** Your objective **
Print exactly the lines from the one containing "Give me the" through the last line of the records below, both included, and nothing else; omit any pictures.

** Source material **
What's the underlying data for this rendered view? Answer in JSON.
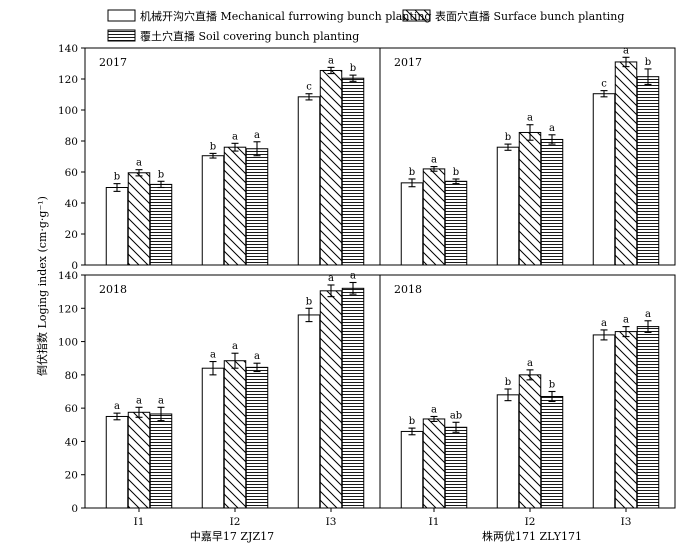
{
  "legend": [
    {
      "label": "机械开沟穴直播 Mechanical furrowing bunch planting",
      "pattern": "open"
    },
    {
      "label": "表面穴直播 Surface bunch planting",
      "pattern": "diagonal"
    },
    {
      "label": "覆土穴直播 Soil covering bunch planting",
      "pattern": "horizontal"
    }
  ],
  "y_axis_label": "倒伏指数 Loging index (cm·g·g⁻¹)",
  "x_groups": [
    "中嘉早17  ZJZ17",
    "株两优171  ZLY171"
  ],
  "chart_data": {
    "type": "bar",
    "categories": [
      "I1",
      "I2",
      "I3"
    ],
    "ylim": [
      0,
      140
    ],
    "yticks": [
      0,
      20,
      40,
      60,
      80,
      100,
      120,
      140
    ],
    "panels": [
      {
        "year": "2017",
        "variety": "中嘉早17  ZJZ17",
        "series": [
          {
            "values": [
              50,
              70.5,
              108.5
            ],
            "errors": [
              2.5,
              1.5,
              2
            ],
            "letters": [
              "b",
              "b",
              "c"
            ]
          },
          {
            "values": [
              59.5,
              76,
              125.5
            ],
            "errors": [
              2,
              2.5,
              2
            ],
            "letters": [
              "a",
              "a",
              "a"
            ]
          },
          {
            "values": [
              52,
              75,
              120.5
            ],
            "errors": [
              2,
              4.5,
              2
            ],
            "letters": [
              "b",
              "a",
              "b"
            ]
          }
        ]
      },
      {
        "year": "2017",
        "variety": "株两优171  ZLY171",
        "series": [
          {
            "values": [
              53,
              76,
              110.5
            ],
            "errors": [
              2.5,
              2,
              2
            ],
            "letters": [
              "b",
              "b",
              "c"
            ]
          },
          {
            "values": [
              62,
              85.5,
              131
            ],
            "errors": [
              1.5,
              5,
              3
            ],
            "letters": [
              "a",
              "a",
              "a"
            ]
          },
          {
            "values": [
              54,
              81,
              121.5
            ],
            "errors": [
              1.5,
              3,
              5
            ],
            "letters": [
              "b",
              "a",
              "b"
            ]
          }
        ]
      },
      {
        "year": "2018",
        "variety": "中嘉早17  ZJZ17",
        "series": [
          {
            "values": [
              55,
              84,
              116
            ],
            "errors": [
              2,
              4,
              4
            ],
            "letters": [
              "a",
              "a",
              "b"
            ]
          },
          {
            "values": [
              57.5,
              88.5,
              130.5
            ],
            "errors": [
              3,
              4.5,
              3.5
            ],
            "letters": [
              "a",
              "a",
              "a"
            ]
          },
          {
            "values": [
              56.5,
              84.5,
              132
            ],
            "errors": [
              4,
              2.5,
              3.5
            ],
            "letters": [
              "a",
              "a",
              "a"
            ]
          }
        ]
      },
      {
        "year": "2018",
        "variety": "株两优171  ZLY171",
        "series": [
          {
            "values": [
              46,
              68,
              104
            ],
            "errors": [
              2,
              3.5,
              3
            ],
            "letters": [
              "b",
              "b",
              "a"
            ]
          },
          {
            "values": [
              53.5,
              80,
              106
            ],
            "errors": [
              1.5,
              3,
              3
            ],
            "letters": [
              "a",
              "a",
              "a"
            ]
          },
          {
            "values": [
              48.5,
              67,
              109
            ],
            "errors": [
              3,
              3,
              3.5
            ],
            "letters": [
              "ab",
              "b",
              "a"
            ]
          }
        ]
      }
    ]
  }
}
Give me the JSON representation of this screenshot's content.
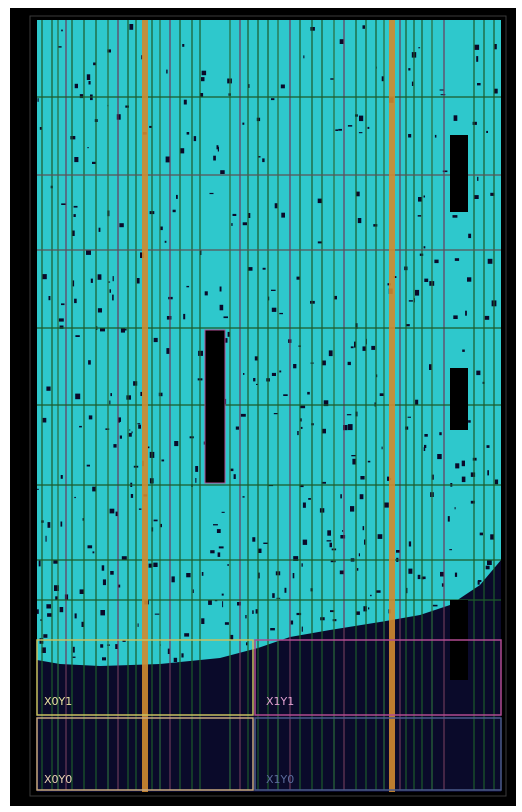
{
  "regions": [
    {
      "label": "X0Y1"
    },
    {
      "label": "X1Y1"
    },
    {
      "label": "X0Y0"
    },
    {
      "label": "X1Y0"
    }
  ]
}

** Correct output **
Give me the JSON representation of this screenshot's content.
{
  "regions": [
    {
      "label": "X0Y1"
    },
    {
      "label": "X1Y1"
    },
    {
      "label": "X0Y0"
    },
    {
      "label": "X1Y0"
    }
  ]
}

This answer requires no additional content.